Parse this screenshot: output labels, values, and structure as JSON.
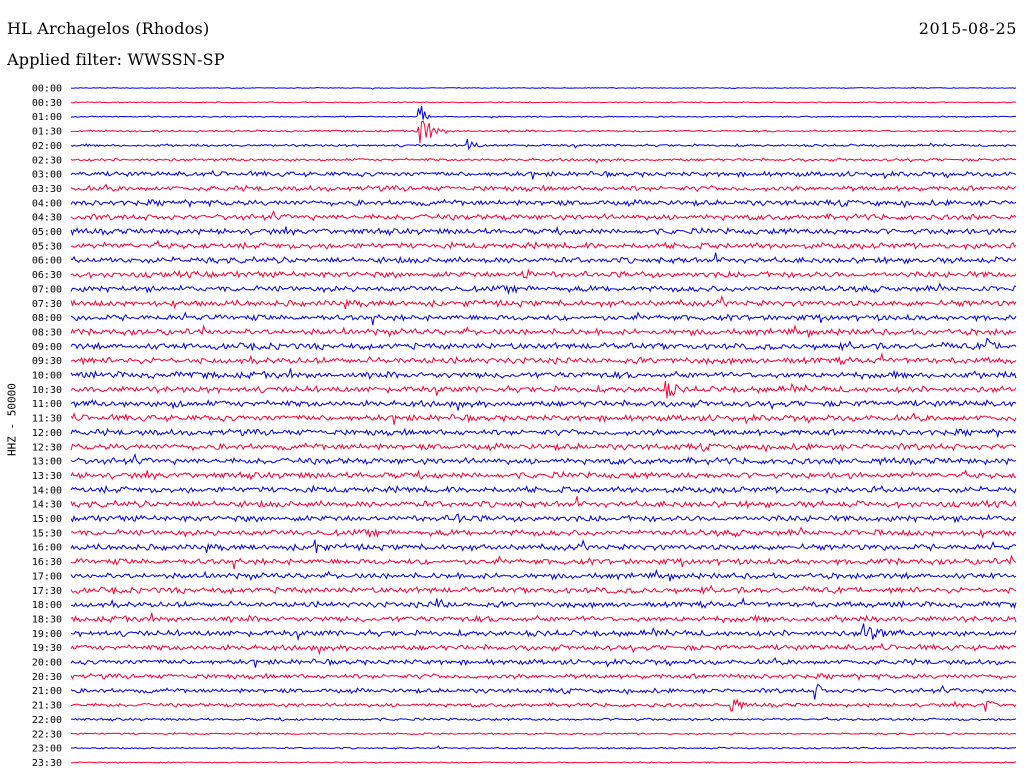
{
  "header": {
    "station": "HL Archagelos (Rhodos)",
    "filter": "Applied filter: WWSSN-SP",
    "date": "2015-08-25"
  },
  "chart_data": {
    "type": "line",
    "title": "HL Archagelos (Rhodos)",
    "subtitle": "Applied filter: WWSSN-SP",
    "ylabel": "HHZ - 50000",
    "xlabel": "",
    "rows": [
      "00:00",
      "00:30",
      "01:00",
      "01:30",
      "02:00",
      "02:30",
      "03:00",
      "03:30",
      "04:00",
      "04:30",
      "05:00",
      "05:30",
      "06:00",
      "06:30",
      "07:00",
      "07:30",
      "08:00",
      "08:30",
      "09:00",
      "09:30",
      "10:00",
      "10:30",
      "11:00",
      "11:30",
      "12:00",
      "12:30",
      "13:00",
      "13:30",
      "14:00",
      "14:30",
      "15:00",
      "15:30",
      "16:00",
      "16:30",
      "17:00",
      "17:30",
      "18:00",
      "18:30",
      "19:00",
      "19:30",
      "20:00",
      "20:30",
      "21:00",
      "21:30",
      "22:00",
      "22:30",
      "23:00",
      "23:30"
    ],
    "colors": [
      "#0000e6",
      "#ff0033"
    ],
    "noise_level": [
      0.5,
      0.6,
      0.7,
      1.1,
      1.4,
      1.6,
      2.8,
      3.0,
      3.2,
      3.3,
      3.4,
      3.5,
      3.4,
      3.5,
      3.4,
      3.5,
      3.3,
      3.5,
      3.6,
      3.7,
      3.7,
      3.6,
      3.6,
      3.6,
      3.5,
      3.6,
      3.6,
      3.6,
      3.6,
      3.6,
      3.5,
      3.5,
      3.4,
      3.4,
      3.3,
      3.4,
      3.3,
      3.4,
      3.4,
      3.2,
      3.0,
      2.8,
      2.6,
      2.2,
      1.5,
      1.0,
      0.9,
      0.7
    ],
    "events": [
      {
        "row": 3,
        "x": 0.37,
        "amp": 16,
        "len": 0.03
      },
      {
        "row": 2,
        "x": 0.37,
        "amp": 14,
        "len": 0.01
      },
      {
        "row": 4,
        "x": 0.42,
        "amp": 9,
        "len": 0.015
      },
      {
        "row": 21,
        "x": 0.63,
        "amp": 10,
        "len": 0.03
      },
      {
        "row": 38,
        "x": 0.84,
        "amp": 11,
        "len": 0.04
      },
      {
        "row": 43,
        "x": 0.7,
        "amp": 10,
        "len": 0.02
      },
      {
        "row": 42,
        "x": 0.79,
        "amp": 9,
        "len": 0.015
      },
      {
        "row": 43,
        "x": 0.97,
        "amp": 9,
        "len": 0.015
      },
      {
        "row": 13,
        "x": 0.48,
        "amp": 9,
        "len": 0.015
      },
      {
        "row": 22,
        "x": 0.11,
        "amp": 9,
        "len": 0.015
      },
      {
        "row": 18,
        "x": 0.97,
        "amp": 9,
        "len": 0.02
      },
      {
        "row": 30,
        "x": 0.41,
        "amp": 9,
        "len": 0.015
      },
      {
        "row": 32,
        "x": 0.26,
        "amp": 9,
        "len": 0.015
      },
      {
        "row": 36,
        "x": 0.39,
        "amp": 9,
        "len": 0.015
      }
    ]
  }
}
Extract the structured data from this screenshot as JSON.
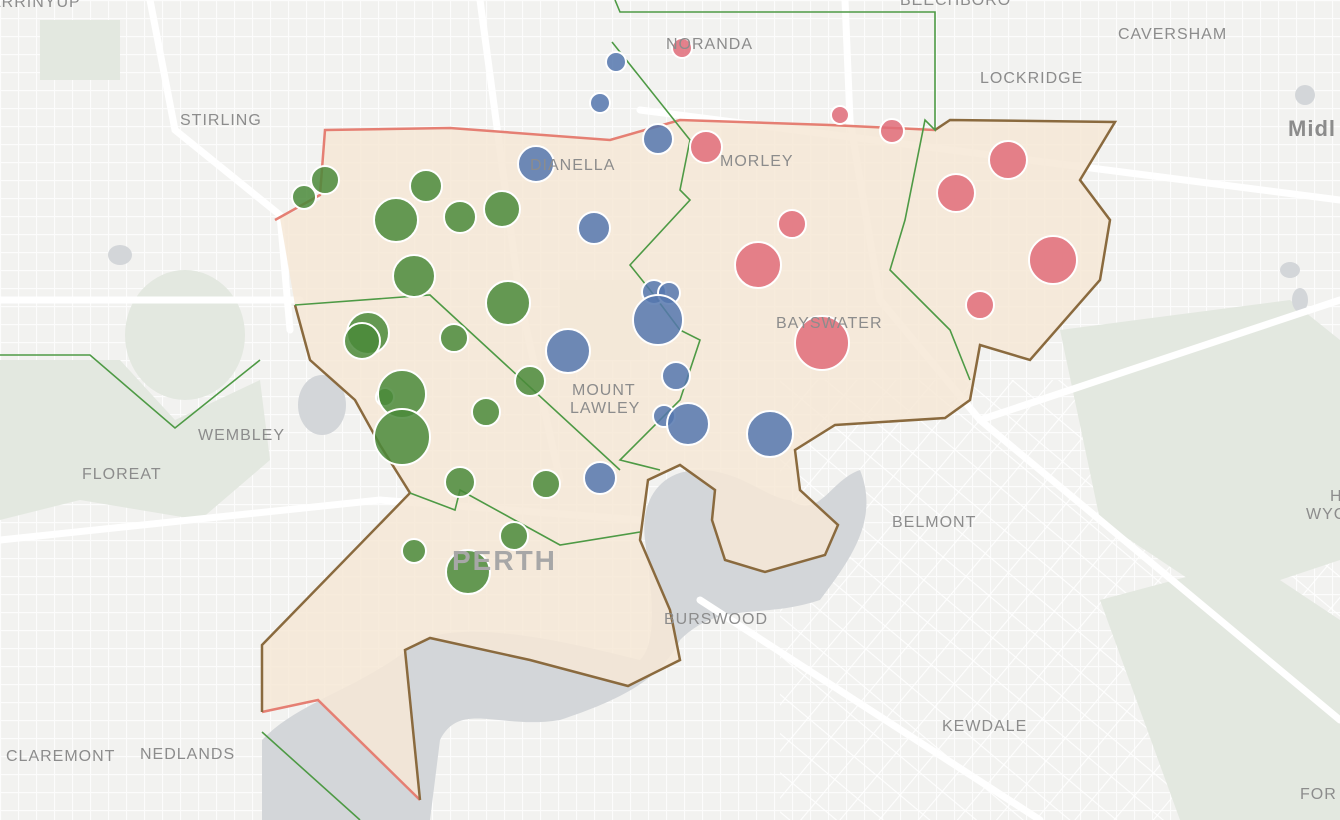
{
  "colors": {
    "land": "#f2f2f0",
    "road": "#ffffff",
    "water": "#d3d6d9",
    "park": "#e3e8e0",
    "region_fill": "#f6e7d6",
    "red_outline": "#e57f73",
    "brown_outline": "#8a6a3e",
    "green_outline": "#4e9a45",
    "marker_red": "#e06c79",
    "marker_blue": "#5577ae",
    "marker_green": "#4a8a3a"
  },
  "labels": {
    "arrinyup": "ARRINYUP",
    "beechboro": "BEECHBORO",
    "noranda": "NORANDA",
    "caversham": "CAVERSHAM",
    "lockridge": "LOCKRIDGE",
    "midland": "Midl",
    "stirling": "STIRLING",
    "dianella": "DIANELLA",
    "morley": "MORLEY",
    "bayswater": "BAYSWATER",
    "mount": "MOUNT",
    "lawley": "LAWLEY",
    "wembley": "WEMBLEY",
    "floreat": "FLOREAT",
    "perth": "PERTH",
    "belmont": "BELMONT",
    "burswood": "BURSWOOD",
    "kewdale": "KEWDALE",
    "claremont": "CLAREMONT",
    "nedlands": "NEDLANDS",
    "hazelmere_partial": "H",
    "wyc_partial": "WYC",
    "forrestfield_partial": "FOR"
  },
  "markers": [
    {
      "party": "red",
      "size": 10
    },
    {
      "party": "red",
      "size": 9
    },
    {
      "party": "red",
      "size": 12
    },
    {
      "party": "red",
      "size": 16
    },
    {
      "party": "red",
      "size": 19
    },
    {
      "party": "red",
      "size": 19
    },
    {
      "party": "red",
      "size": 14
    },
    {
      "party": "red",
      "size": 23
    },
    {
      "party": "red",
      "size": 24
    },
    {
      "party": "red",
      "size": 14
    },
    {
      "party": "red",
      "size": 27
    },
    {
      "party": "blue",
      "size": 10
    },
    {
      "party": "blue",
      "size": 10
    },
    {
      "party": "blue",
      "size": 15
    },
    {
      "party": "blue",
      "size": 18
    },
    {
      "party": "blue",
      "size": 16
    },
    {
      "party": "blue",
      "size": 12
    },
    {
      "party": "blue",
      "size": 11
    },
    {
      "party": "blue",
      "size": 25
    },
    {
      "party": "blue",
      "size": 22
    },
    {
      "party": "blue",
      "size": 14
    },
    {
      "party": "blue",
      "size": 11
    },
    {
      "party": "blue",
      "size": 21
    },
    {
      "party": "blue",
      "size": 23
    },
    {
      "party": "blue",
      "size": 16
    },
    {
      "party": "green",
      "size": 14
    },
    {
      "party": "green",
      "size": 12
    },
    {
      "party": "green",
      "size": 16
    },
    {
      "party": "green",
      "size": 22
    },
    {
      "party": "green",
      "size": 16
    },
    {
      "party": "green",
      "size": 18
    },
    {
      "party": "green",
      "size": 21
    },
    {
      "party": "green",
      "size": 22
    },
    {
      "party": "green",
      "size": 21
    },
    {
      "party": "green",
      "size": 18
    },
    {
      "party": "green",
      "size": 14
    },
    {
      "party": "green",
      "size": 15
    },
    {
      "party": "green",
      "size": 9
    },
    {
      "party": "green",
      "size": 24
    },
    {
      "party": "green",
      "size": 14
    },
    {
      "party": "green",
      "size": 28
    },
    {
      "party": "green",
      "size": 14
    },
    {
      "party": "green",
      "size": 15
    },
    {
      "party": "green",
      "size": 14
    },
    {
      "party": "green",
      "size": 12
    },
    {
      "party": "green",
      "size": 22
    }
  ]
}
....
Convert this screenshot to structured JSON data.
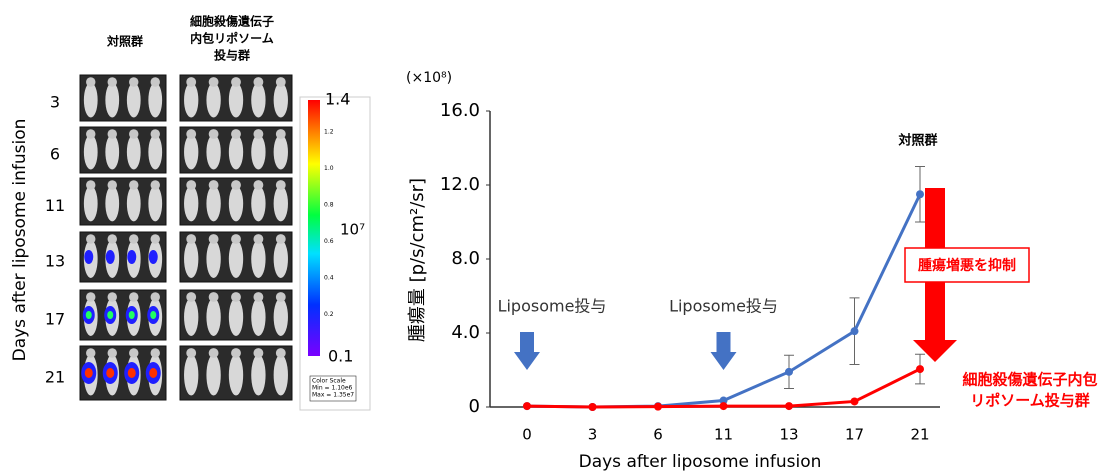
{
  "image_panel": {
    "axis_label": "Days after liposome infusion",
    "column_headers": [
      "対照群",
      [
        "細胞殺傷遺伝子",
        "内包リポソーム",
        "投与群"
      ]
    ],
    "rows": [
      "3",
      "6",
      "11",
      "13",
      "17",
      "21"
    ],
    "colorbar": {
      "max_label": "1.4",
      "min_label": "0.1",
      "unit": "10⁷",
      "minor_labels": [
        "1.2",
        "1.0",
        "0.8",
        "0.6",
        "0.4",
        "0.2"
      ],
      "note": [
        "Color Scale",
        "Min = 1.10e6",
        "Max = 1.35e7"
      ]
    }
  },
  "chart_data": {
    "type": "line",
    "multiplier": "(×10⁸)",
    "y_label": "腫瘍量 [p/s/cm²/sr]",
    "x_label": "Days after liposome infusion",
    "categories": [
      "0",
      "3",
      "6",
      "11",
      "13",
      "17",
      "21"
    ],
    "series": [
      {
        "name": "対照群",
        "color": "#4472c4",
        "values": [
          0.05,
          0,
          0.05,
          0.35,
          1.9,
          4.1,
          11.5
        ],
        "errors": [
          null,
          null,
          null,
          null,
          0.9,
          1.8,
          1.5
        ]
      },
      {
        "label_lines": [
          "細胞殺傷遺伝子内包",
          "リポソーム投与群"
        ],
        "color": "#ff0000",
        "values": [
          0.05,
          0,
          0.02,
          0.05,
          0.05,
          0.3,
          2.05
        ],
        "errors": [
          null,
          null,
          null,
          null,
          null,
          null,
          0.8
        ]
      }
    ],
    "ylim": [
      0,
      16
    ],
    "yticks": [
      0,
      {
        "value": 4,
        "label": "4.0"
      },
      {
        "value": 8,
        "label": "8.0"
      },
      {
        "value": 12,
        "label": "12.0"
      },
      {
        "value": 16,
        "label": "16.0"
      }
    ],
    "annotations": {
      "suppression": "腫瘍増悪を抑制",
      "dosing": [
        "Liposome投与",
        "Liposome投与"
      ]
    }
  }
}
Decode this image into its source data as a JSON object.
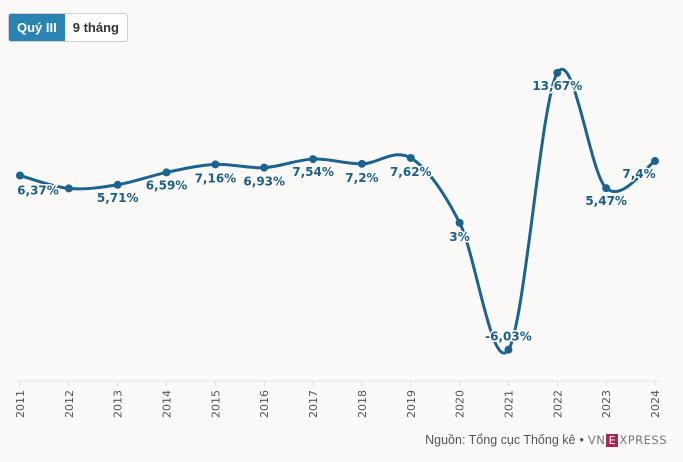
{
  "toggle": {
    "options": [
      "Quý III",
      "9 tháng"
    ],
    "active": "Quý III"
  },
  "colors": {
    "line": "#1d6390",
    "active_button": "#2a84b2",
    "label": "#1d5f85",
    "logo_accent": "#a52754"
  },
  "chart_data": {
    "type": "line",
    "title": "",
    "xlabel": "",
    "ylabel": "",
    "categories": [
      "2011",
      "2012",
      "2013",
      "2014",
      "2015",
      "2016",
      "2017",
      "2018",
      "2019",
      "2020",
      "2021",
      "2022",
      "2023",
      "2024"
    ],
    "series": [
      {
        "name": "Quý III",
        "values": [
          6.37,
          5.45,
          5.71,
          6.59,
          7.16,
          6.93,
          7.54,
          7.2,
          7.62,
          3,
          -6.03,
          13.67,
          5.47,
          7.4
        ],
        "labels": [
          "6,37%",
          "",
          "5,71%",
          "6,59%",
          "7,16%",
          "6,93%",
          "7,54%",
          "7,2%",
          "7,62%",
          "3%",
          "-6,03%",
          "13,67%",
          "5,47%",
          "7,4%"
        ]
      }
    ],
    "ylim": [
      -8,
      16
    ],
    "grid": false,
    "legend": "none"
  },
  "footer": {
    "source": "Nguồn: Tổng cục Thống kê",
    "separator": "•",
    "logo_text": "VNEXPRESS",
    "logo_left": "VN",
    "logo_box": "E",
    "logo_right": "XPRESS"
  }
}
....
WRITTEN EXERCISE: Show every line in the entries where the string "screenshot" occurs.

EXERCISE SOLUTION:
Parse this screenshot: output labels, values, and structure as JSON.
Extract the structured data from this screenshot as JSON.
Convert this screenshot to structured JSON data.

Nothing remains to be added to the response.